**BRIEF:**
Exact repetition is required: output every record in full.

**DATASET RECORDS:**
============

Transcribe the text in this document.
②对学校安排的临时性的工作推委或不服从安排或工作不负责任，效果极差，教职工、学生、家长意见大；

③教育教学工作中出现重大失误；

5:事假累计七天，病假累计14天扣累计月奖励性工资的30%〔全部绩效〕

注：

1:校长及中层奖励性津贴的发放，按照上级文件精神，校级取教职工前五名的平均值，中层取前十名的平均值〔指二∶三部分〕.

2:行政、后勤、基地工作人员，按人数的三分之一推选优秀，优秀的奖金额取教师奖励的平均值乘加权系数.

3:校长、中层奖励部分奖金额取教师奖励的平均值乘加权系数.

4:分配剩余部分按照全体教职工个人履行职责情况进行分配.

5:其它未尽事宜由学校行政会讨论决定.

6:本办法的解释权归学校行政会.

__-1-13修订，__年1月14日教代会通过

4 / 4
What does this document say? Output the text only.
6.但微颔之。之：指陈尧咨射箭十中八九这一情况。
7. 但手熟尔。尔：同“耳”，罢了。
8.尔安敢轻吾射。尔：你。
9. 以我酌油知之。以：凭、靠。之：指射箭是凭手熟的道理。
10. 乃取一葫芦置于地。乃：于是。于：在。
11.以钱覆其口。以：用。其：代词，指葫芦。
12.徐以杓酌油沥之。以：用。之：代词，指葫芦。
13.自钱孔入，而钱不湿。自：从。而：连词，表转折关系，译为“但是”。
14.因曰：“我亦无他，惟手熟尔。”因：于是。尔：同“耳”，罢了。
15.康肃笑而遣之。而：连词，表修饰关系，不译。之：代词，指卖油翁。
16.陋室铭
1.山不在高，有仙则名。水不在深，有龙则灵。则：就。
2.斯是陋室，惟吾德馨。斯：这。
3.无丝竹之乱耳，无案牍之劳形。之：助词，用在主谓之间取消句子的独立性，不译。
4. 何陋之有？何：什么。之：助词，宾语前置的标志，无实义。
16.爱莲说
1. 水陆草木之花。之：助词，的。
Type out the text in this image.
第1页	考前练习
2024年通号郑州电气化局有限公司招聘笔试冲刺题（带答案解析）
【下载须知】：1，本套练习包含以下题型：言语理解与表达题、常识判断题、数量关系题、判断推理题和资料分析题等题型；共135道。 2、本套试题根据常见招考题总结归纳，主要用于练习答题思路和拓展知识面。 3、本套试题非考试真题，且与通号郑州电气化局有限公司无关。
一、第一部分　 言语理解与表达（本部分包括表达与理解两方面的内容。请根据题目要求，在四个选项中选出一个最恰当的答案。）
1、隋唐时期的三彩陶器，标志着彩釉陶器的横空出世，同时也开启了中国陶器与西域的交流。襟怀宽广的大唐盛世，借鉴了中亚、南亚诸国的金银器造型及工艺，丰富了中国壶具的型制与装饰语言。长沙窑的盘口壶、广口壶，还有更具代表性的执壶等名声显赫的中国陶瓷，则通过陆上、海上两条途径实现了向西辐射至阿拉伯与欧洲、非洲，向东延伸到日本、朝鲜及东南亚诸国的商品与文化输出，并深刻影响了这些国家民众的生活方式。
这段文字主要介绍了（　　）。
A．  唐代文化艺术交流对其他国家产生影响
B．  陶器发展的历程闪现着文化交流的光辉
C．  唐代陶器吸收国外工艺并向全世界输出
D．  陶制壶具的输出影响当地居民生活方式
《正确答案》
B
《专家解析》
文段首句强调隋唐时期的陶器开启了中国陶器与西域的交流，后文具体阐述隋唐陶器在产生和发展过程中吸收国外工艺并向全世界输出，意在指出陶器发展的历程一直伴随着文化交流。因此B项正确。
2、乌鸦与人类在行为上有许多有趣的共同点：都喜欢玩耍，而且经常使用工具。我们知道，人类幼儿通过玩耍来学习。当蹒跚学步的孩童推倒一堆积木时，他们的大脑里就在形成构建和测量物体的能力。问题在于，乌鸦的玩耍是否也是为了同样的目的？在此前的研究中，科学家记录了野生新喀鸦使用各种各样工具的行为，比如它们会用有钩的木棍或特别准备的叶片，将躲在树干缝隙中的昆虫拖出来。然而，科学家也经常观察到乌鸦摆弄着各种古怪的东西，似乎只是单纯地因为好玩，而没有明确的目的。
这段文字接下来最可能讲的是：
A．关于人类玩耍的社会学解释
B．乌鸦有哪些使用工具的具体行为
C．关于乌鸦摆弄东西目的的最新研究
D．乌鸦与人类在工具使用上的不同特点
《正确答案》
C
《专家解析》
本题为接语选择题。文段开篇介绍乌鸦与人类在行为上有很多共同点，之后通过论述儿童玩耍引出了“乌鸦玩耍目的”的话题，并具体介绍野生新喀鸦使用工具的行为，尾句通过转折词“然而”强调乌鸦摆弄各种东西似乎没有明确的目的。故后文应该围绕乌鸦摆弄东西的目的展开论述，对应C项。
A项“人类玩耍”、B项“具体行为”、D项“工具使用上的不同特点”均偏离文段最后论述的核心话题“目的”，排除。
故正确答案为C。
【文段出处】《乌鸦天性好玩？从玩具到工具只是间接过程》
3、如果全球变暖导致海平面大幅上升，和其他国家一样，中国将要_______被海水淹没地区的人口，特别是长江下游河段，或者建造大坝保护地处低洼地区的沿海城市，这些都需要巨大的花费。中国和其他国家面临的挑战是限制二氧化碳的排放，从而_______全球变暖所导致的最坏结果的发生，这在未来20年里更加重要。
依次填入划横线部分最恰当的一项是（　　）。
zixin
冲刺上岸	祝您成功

============

**EXERCISE RESPONSE:**
Transcribe the text in this document.
②对学校安排的临时性的工作推委或不服从安排或工作不负责任，效果极差，教职工、学生、家长意见大；

③教育教学工作中出现重大失误；

5:事假累计七天，病假累计14天扣累计月奖励性工资的30%〔全部绩效〕

注：

1:校长及中层奖励性津贴的发放，按照上级文件精神，校级取教职工前五名的平均值，中层取前十名的平均值〔指二∶三部分〕.

2:行政、后勤、基地工作人员，按人数的三分之一推选优秀，优秀的奖金额取教师奖励的平均值乘加权系数.

3:校长、中层奖励部分奖金额取教师奖励的平均值乘加权系数.

4:分配剩余部分按照全体教职工个人履行职责情况进行分配.

5:其它未尽事宜由学校行政会讨论决定.

6:本办法的解释权归学校行政会.

__-1-13修订，__年1月14日教代会通过

4 / 4
What does this document say? Output the text only.
6.但微颔之。之：指陈尧咨射箭十中八九这一情况。
7. 但手熟尔。尔：同“耳”，罢了。
8.尔安敢轻吾射。尔：你。
9. 以我酌油知之。以：凭、靠。之：指射箭是凭手熟的道理。
10. 乃取一葫芦置于地。乃：于是。于：在。
11.以钱覆其口。以：用。其：代词，指葫芦。
12.徐以杓酌油沥之。以：用。之：代词，指葫芦。
13.自钱孔入，而钱不湿。自：从。而：连词，表转折关系，译为“但是”。
14.因曰：“我亦无他，惟手熟尔。”因：于是。尔：同“耳”，罢了。
15.康肃笑而遣之。而：连词，表修饰关系，不译。之：代词，指卖油翁。
16.陋室铭
1.山不在高，有仙则名。水不在深，有龙则灵。则：就。
2.斯是陋室，惟吾德馨。斯：这。
3.无丝竹之乱耳，无案牍之劳形。之：助词，用在主谓之间取消句子的独立性，不译。
4. 何陋之有？何：什么。之：助词，宾语前置的标志，无实义。
16.爱莲说
1. 水陆草木之花。之：助词，的。
Type out the text in this image.
第1页	考前练习
2024年通号郑州电气化局有限公司招聘笔试冲刺题（带答案解析）
【下载须知】：1，本套练习包含以下题型：言语理解与表达题、常识判断题、数量关系题、判断推理题和资料分析题等题型；共135道。 2、本套试题根据常见招考题总结归纳，主要用于练习答题思路和拓展知识面。 3、本套试题非考试真题，且与通号郑州电气化局有限公司无关。
一、第一部分　 言语理解与表达（本部分包括表达与理解两方面的内容。请根据题目要求，在四个选项中选出一个最恰当的答案。）
1、隋唐时期的三彩陶器，标志着彩釉陶器的横空出世，同时也开启了中国陶器与西域的交流。襟怀宽广的大唐盛世，借鉴了中亚、南亚诸国的金银器造型及工艺，丰富了中国壶具的型制与装饰语言。长沙窑的盘口壶、广口壶，还有更具代表性的执壶等名声显赫的中国陶瓷，则通过陆上、海上两条途径实现了向西辐射至阿拉伯与欧洲、非洲，向东延伸到日本、朝鲜及东南亚诸国的商品与文化输出，并深刻影响了这些国家民众的生活方式。
这段文字主要介绍了（　　）。
A．  唐代文化艺术交流对其他国家产生影响
B．  陶器发展的历程闪现着文化交流的光辉
C．  唐代陶器吸收国外工艺并向全世界输出
D．  陶制壶具的输出影响当地居民生活方式
《正确答案》
B
《专家解析》
文段首句强调隋唐时期的陶器开启了中国陶器与西域的交流，后文具体阐述隋唐陶器在产生和发展过程中吸收国外工艺并向全世界输出，意在指出陶器发展的历程一直伴随着文化交流。因此B项正确。
2、乌鸦与人类在行为上有许多有趣的共同点：都喜欢玩耍，而且经常使用工具。我们知道，人类幼儿通过玩耍来学习。当蹒跚学步的孩童推倒一堆积木时，他们的大脑里就在形成构建和测量物体的能力。问题在于，乌鸦的玩耍是否也是为了同样的目的？在此前的研究中，科学家记录了野生新喀鸦使用各种各样工具的行为，比如它们会用有钩的木棍或特别准备的叶片，将躲在树干缝隙中的昆虫拖出来。然而，科学家也经常观察到乌鸦摆弄着各种古怪的东西，似乎只是单纯地因为好玩，而没有明确的目的。
这段文字接下来最可能讲的是：
A．关于人类玩耍的社会学解释
B．乌鸦有哪些使用工具的具体行为
C．关于乌鸦摆弄东西目的的最新研究
D．乌鸦与人类在工具使用上的不同特点
《正确答案》
C
《专家解析》
本题为接语选择题。文段开篇介绍乌鸦与人类在行为上有很多共同点，之后通过论述儿童玩耍引出了“乌鸦玩耍目的”的话题，并具体介绍野生新喀鸦使用工具的行为，尾句通过转折词“然而”强调乌鸦摆弄各种东西似乎没有明确的目的。故后文应该围绕乌鸦摆弄东西的目的展开论述，对应C项。
A项“人类玩耍”、B项“具体行为”、D项“工具使用上的不同特点”均偏离文段最后论述的核心话题“目的”，排除。
故正确答案为C。
【文段出处】《乌鸦天性好玩？从玩具到工具只是间接过程》
3、如果全球变暖导致海平面大幅上升，和其他国家一样，中国将要_______被海水淹没地区的人口，特别是长江下游河段，或者建造大坝保护地处低洼地区的沿海城市，这些都需要巨大的花费。中国和其他国家面临的挑战是限制二氧化碳的排放，从而_______全球变暖所导致的最坏结果的发生，这在未来20年里更加重要。
依次填入划横线部分最恰当的一项是（　　）。
zixin
冲刺上岸	祝您成功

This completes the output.